Dataset records
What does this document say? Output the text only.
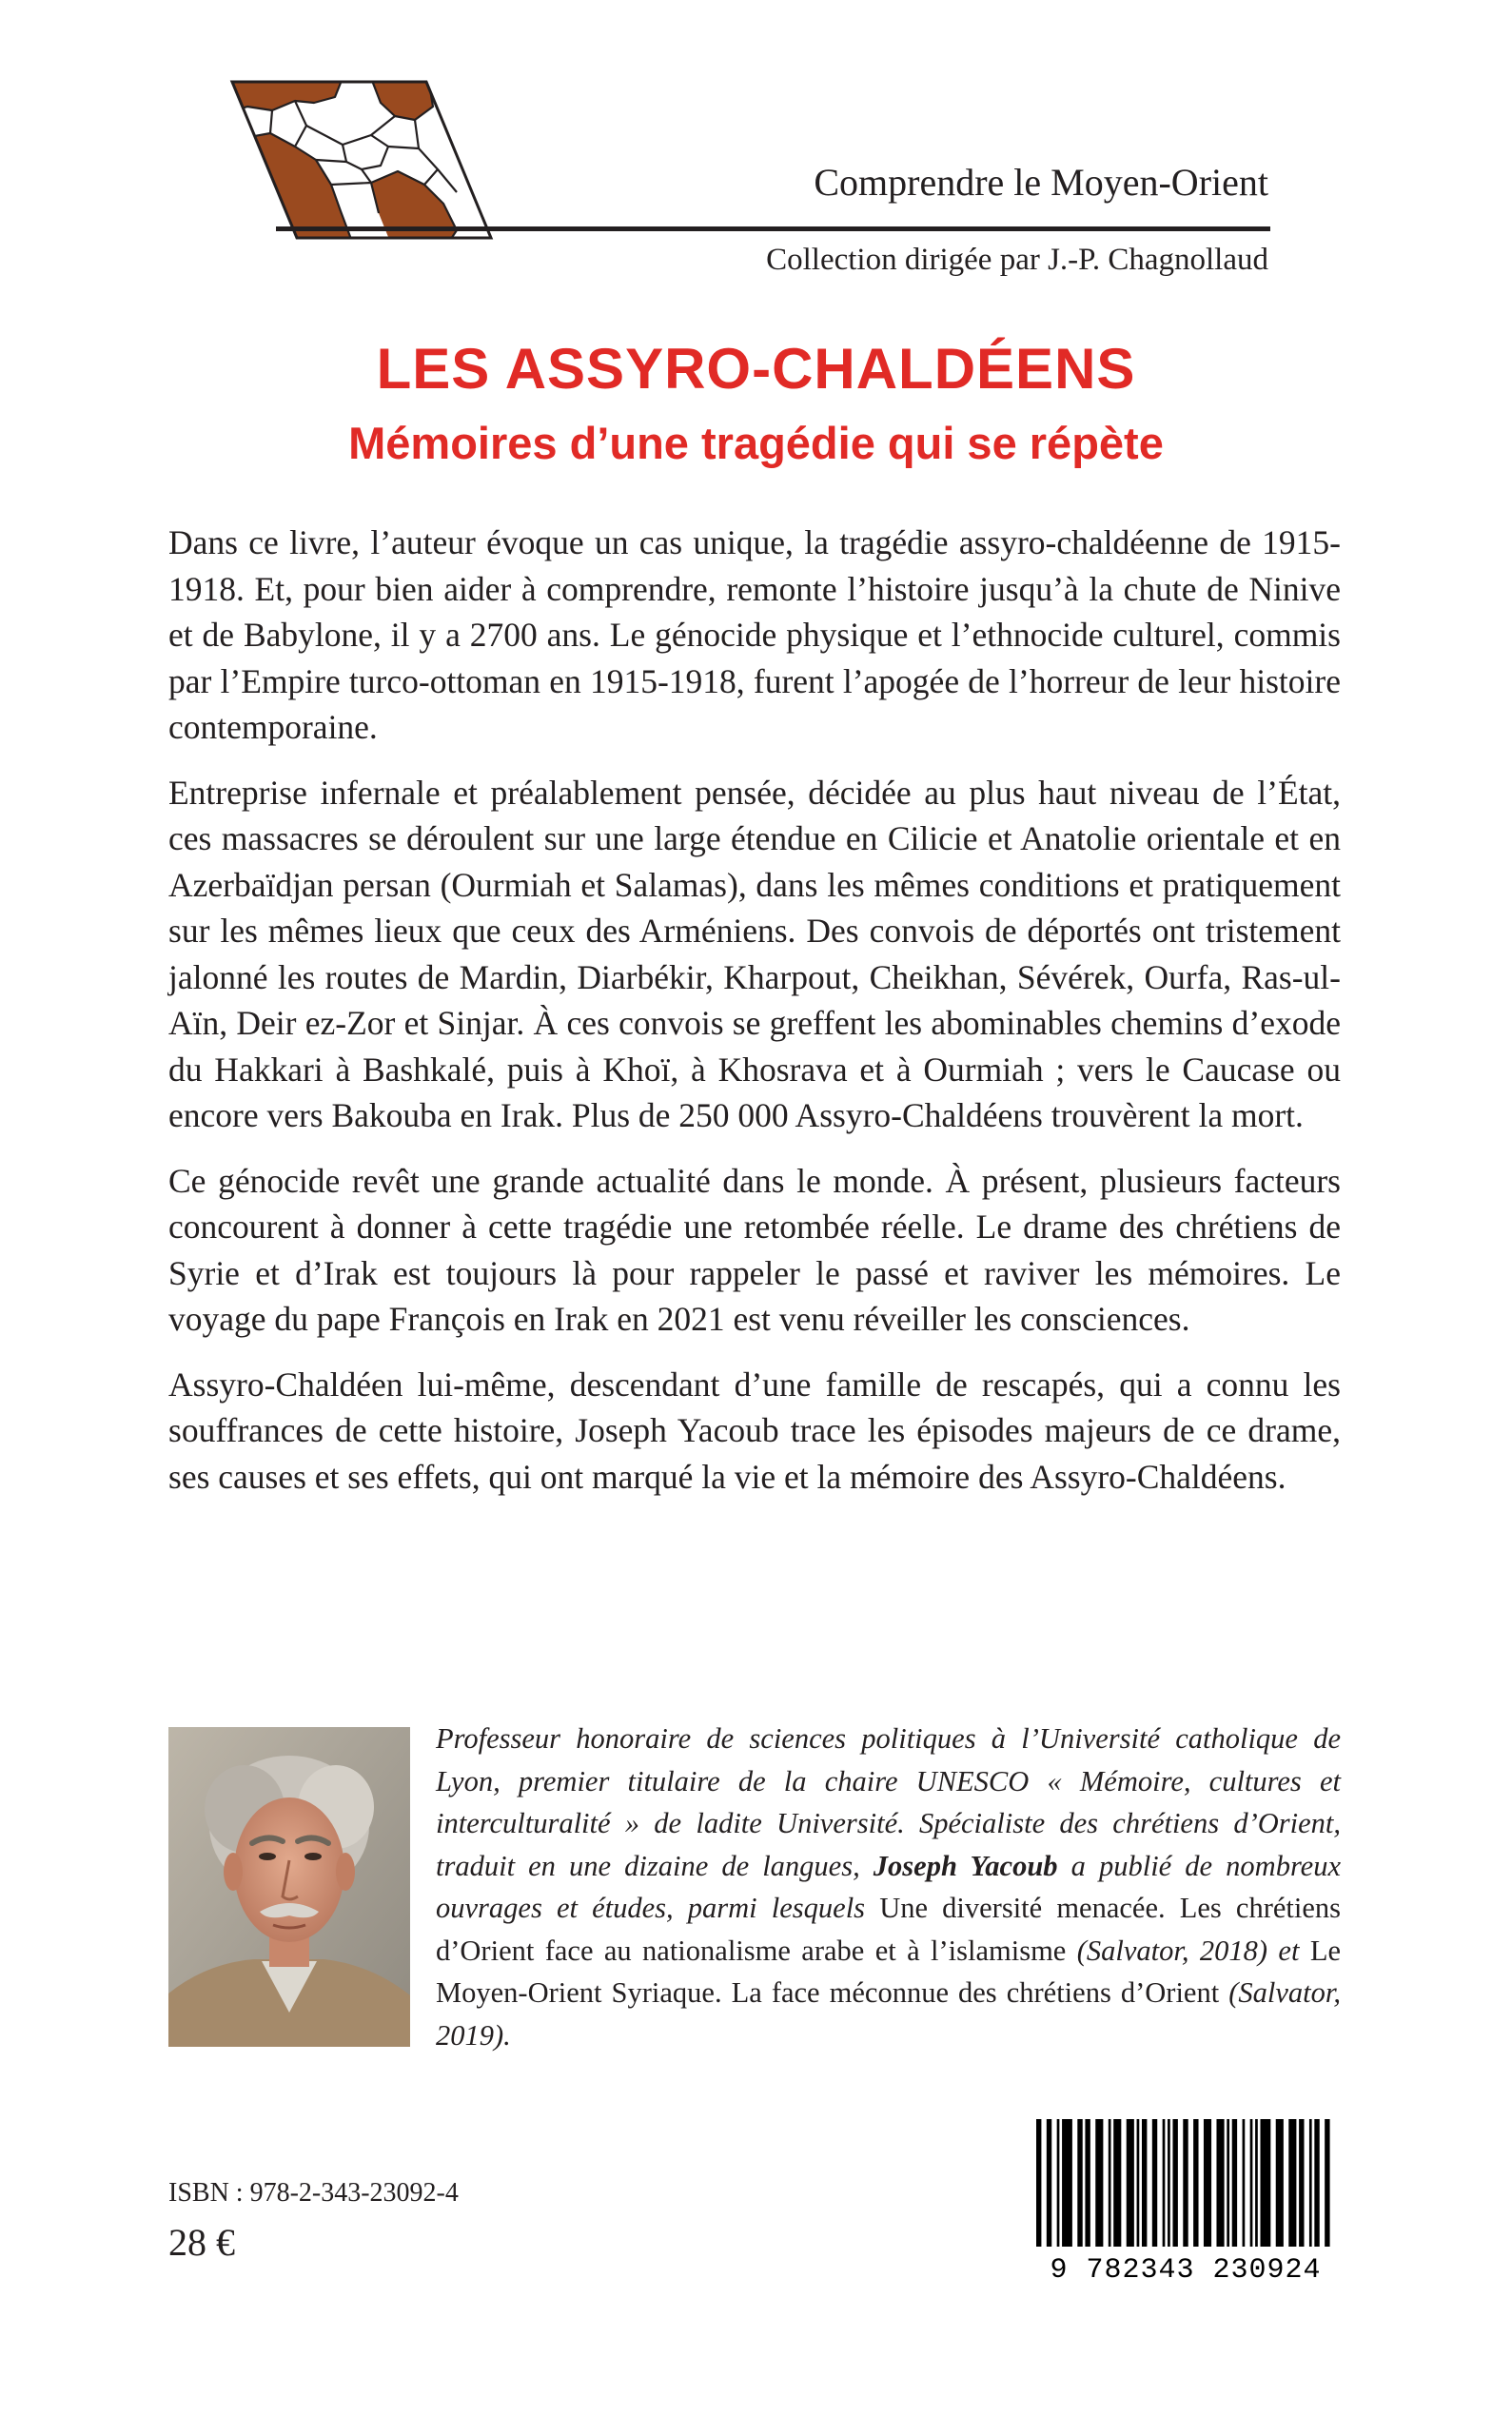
Comprendre le Moyen-Orient
Collection dirigée par J.-P. Chagnollaud
LES ASSYRO-CHALDÉENS
Mémoires d’une tragédie qui se répète

Dans ce livre, l’auteur évoque un cas unique, la tragédie assyro-chaldéenne de 1915-1918. Et, pour bien aider à comprendre, remonte l’histoire jusqu’à la chute de Ninive et de Babylone, il y a 2700 ans. Le génocide physique et l’ethnocide culturel, commis par l’Empire turco-ottoman en 1915-1918, furent l’apogée de l’horreur de leur histoire contemporaine.

Entreprise infernale et préalablement pensée, décidée au plus haut niveau de l’État, ces massacres se déroulent sur une large étendue en Cilicie et Anatolie orientale et en Azerbaïdjan persan (Ourmiah et Salamas), dans les mêmes conditions et pratiquement sur les mêmes lieux que ceux des Arméniens. Des convois de déportés ont tristement jalonné les routes de Mardin, Diarbékir, Kharpout, Cheikhan, Sévérek, Ourfa, Ras-ul-Aïn, Deir ez-Zor et Sinjar. À ces convois se greffent les abominables chemins d’exode du Hakkari à Bashkalé, puis à Khoï, à Khosrava et à Ourmiah ; vers le Caucase ou encore vers Bakouba en Irak. Plus de 250 000 Assyro-Chaldéens trouvèrent la mort.

Ce génocide revêt une grande actualité dans le monde. À présent, plusieurs facteurs concourent à donner à cette tragédie une retombée réelle. Le drame des chrétiens de Syrie et d’Irak est toujours là pour rappeler le passé et raviver les mémoires. Le voyage du pape François en Irak en 2021 est venu réveiller les consciences.

Assyro-Chaldéen lui-même, descendant d’une famille de rescapés, qui a connu les souffrances de cette histoire, Joseph Yacoub trace les épisodes majeurs de ce drame, ses causes et ses effets, qui ont marqué la vie et la mémoire des Assyro-Chaldéens.

Professeur honoraire de sciences politiques à l’Université catholique de Lyon, premier titulaire de la chaire UNESCO « Mémoire, cultures et interculturalité » de ladite Université. Spécialiste des chrétiens d’Orient, traduit en une dizaine de langues, Joseph Yacoub a publié de nombreux ouvrages et études, parmi lesquels Une diversité menacée. Les chrétiens d’Orient face au nationalisme arabe et à l’islamisme (Salvator, 2018) et Le Moyen-Orient Syriaque. La face méconnue des chrétiens d’Orient (Salvator, 2019).
ISBN : 978-2-343-23092-4
28 €
9 782343 230924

* [TASK DESCRIPTION]: Show each line holding the word "tragédie".

* [WRITTEN ANSWER]:
Mémoires d’une tragédie qui se répète
Dans ce livre, l’auteur évoque un cas unique, la tragédie assyro-chaldéenne de 1915-1918. Et, pour bien aider à comprendre, remonte l’histoire jusqu’à la chute de Ninive et de Babylone, il y a 2700 ans. Le génocide physique et l’ethnocide culturel, commis par l’Empire turco-ottoman en 1915-1918, furent l’apogée de l’horreur de leur histoire contemporaine.
Ce génocide revêt une grande actualité dans le monde. À présent, plusieurs facteurs concourent à donner à cette tragédie une retombée réelle. Le drame des chrétiens de Syrie et d’Irak est toujours là pour rappeler le passé et raviver les mémoires. Le voyage du pape François en Irak en 2021 est venu réveiller les consciences.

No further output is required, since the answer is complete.